-- Material provided start --

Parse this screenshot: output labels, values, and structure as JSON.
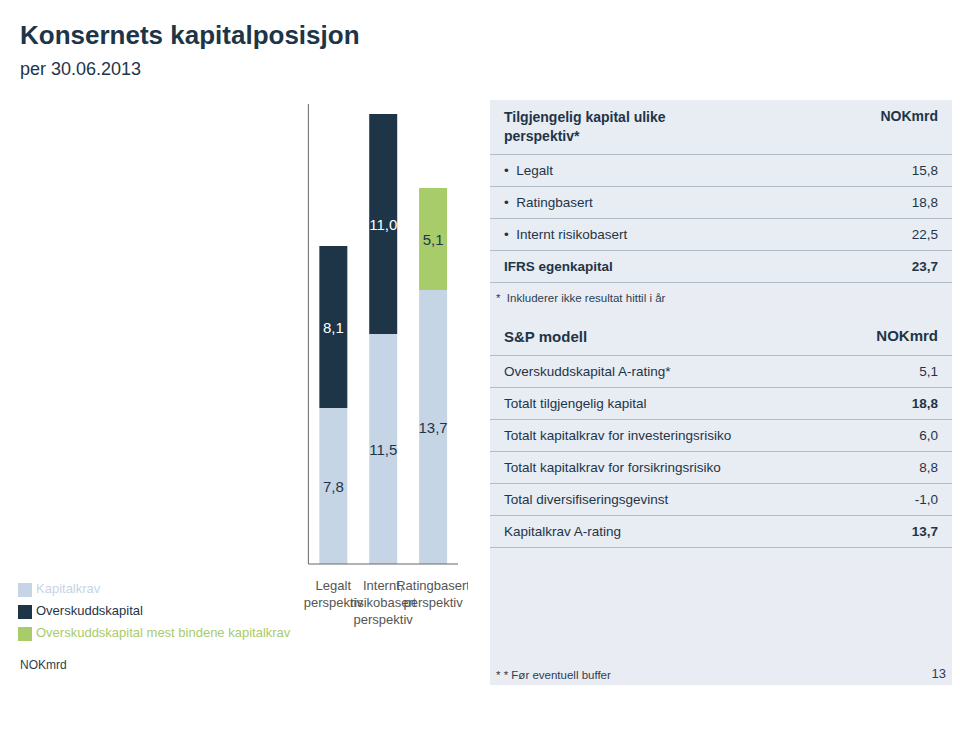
{
  "chart_data": {
    "type": "bar",
    "stacked": true,
    "title": "Konsernets kapitalposisjon",
    "subtitle": "per 30.06.2013",
    "categories": [
      "Legalt\nperspektiv",
      "Internt,\nrisikobasert\nperspektiv",
      "Ratingbasert\nperspektiv"
    ],
    "series": [
      {
        "name": "Kapitalkrav",
        "color": "#c5d5e5",
        "values": [
          7.8,
          11.5,
          13.7
        ],
        "value_labels": [
          "7,8",
          "11,5",
          "13,7"
        ]
      },
      {
        "name": "Overskuddskapital",
        "color": "#1e3548",
        "values": [
          8.1,
          11.0,
          0.0
        ],
        "value_labels": [
          "8,1",
          "11,0",
          null
        ]
      },
      {
        "name": "Overskuddskapital mest bindene kapitalkrav",
        "color": "#a8cc6a",
        "values": [
          0.0,
          0.0,
          5.1
        ],
        "value_labels": [
          null,
          null,
          "5,1"
        ]
      }
    ],
    "ylim": [
      0,
      23
    ],
    "yticks": [],
    "ylabel": "NOKmrd",
    "data_labels": true,
    "tick_labels": "x",
    "legend": "bottom",
    "grid": false
  },
  "tables": [
    {
      "title": "Tilgjengelig kapital ulike\nperspektiv*",
      "header_right": "NOKmrd",
      "rows": [
        {
          "label": "•  Legalt",
          "value": "15,8",
          "bold": false
        },
        {
          "label": "•  Ratingbasert",
          "value": "18,8",
          "bold": false
        },
        {
          "label": "•  Internt risikobasert",
          "value": "22,5",
          "bold": false
        },
        {
          "label": "IFRS egenkapital",
          "value": "23,7",
          "bold": true
        }
      ],
      "footnote": "*  Inkluderer ikke resultat hittil i år"
    },
    {
      "title": "S&P modell",
      "header_right": "NOKmrd",
      "rows": [
        {
          "label": "Overskuddskapital A-rating*",
          "value": "5,1",
          "value_bold": false
        },
        {
          "label": "Totalt tilgjengelig kapital",
          "value": "18,8",
          "value_bold": true
        },
        {
          "label": "Totalt kapitalkrav for investeringsrisiko",
          "value": "6,0",
          "value_bold": false
        },
        {
          "label": "Totalt kapitalkrav for forsikringsrisiko",
          "value": "8,8",
          "value_bold": false
        },
        {
          "label": "Total diversifiseringsgevinst",
          "value": "-1,0",
          "value_bold": false
        },
        {
          "label": "Kapitalkrav A-rating",
          "value": "13,7",
          "value_bold": true
        }
      ],
      "footnote": "* * Før eventuell buffer"
    }
  ],
  "page_number": "13"
}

-- Material provided end --

Given request >>
Restate each entry word for word, please, but drop any images it holds.

Correct result >>
Parse this screenshot: output labels, values, and structure as JSON.
{
  "chart_data": {
    "type": "bar",
    "stacked": true,
    "title": "Konsernets kapitalposisjon",
    "subtitle": "per 30.06.2013",
    "categories": [
      "Legalt\nperspektiv",
      "Internt,\nrisikobasert\nperspektiv",
      "Ratingbasert\nperspektiv"
    ],
    "series": [
      {
        "name": "Kapitalkrav",
        "color": "#c5d5e5",
        "values": [
          7.8,
          11.5,
          13.7
        ],
        "value_labels": [
          "7,8",
          "11,5",
          "13,7"
        ]
      },
      {
        "name": "Overskuddskapital",
        "color": "#1e3548",
        "values": [
          8.1,
          11.0,
          0.0
        ],
        "value_labels": [
          "8,1",
          "11,0",
          null
        ]
      },
      {
        "name": "Overskuddskapital mest bindene kapitalkrav",
        "color": "#a8cc6a",
        "values": [
          0.0,
          0.0,
          5.1
        ],
        "value_labels": [
          null,
          null,
          "5,1"
        ]
      }
    ],
    "ylim": [
      0,
      23
    ],
    "yticks": [],
    "ylabel": "NOKmrd",
    "data_labels": true,
    "tick_labels": "x",
    "legend": "bottom",
    "grid": false
  },
  "tables": [
    {
      "title": "Tilgjengelig kapital ulike\nperspektiv*",
      "header_right": "NOKmrd",
      "rows": [
        {
          "label": "•  Legalt",
          "value": "15,8",
          "bold": false
        },
        {
          "label": "•  Ratingbasert",
          "value": "18,8",
          "bold": false
        },
        {
          "label": "•  Internt risikobasert",
          "value": "22,5",
          "bold": false
        },
        {
          "label": "IFRS egenkapital",
          "value": "23,7",
          "bold": true
        }
      ],
      "footnote": "*  Inkluderer ikke resultat hittil i år"
    },
    {
      "title": "S&P modell",
      "header_right": "NOKmrd",
      "rows": [
        {
          "label": "Overskuddskapital A-rating*",
          "value": "5,1",
          "value_bold": false
        },
        {
          "label": "Totalt tilgjengelig kapital",
          "value": "18,8",
          "value_bold": true
        },
        {
          "label": "Totalt kapitalkrav for investeringsrisiko",
          "value": "6,0",
          "value_bold": false
        },
        {
          "label": "Totalt kapitalkrav for forsikringsrisiko",
          "value": "8,8",
          "value_bold": false
        },
        {
          "label": "Total diversifiseringsgevinst",
          "value": "-1,0",
          "value_bold": false
        },
        {
          "label": "Kapitalkrav A-rating",
          "value": "13,7",
          "value_bold": true
        }
      ],
      "footnote": "* * Før eventuell buffer"
    }
  ],
  "page_number": "13"
}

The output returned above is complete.